[Start of Data for this task]

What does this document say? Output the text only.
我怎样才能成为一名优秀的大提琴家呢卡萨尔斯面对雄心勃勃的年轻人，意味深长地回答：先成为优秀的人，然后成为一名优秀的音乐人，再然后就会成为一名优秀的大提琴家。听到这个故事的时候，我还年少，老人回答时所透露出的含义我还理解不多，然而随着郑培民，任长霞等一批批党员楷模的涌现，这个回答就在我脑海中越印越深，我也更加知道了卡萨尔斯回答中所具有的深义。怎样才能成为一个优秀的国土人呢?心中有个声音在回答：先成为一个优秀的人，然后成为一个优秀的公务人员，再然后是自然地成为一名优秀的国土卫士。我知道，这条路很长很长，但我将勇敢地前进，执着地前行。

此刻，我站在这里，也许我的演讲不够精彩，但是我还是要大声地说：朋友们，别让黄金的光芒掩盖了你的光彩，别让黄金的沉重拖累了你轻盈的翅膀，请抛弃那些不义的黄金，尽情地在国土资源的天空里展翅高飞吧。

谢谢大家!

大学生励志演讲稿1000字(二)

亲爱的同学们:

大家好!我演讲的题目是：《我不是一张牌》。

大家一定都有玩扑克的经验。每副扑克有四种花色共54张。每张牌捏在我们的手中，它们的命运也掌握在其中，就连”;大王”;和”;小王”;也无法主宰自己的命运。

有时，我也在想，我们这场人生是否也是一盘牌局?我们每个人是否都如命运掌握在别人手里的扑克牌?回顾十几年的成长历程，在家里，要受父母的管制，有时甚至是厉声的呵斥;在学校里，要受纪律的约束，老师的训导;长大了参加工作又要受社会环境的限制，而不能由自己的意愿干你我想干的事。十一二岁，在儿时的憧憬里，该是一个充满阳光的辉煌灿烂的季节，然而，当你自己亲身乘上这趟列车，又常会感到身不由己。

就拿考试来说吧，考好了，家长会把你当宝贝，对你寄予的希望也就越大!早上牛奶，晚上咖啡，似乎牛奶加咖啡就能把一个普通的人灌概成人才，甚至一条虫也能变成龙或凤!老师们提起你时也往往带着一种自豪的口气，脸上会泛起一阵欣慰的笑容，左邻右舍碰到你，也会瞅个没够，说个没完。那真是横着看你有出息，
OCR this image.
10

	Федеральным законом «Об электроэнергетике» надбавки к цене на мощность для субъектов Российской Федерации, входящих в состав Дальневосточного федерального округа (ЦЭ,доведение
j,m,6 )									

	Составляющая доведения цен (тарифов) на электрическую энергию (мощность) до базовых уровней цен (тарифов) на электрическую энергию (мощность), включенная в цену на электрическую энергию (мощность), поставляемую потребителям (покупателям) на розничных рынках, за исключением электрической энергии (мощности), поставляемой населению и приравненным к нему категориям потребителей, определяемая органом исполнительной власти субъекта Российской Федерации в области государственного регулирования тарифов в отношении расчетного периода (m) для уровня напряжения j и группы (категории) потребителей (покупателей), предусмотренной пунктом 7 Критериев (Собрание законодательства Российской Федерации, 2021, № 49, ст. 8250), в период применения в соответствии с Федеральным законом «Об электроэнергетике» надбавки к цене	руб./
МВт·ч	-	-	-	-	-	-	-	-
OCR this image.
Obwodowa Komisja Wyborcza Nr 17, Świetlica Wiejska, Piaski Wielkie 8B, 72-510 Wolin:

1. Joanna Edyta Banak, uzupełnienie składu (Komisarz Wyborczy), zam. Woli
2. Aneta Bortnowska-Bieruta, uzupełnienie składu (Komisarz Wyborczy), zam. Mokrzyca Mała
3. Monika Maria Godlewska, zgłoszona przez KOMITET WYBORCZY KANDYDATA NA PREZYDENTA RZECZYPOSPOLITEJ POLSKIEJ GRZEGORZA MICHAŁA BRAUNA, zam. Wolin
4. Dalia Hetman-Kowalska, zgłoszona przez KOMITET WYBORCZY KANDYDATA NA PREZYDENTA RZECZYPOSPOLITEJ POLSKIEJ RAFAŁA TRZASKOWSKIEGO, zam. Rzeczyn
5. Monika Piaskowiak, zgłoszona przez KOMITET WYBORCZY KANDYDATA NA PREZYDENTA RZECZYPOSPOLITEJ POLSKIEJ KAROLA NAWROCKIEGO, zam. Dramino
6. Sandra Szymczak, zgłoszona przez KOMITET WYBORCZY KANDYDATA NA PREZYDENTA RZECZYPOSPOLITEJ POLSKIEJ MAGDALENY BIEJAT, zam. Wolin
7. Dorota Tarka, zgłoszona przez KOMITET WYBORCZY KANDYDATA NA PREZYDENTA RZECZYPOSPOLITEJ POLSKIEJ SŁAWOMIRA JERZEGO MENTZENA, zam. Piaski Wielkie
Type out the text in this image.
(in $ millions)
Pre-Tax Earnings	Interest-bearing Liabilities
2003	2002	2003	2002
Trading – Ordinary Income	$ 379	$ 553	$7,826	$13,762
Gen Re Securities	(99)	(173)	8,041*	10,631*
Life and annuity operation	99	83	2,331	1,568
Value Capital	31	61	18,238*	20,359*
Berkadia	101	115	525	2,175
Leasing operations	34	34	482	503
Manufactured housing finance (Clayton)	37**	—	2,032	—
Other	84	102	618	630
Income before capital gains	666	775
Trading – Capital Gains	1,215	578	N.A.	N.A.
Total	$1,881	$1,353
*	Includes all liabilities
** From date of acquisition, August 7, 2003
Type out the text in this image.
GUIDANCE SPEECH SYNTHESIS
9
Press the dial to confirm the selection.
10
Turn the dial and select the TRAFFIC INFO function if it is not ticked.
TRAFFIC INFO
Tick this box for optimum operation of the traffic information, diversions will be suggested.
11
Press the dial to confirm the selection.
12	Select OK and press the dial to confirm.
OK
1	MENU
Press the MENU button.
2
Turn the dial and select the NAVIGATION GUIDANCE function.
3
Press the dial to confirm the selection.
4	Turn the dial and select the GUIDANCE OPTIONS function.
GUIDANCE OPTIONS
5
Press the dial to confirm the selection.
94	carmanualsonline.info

[End of Data for this task]

Wherever the string "Komisarz" appears in the entries above, list that line.

- [Task answer]
1. Joanna Edyta Banak, uzupełnienie składu (Komisarz Wyborczy), zam. Woli
2. Aneta Bortnowska-Bieruta, uzupełnienie składu (Komisarz Wyborczy), zam. Mokrzyca Mała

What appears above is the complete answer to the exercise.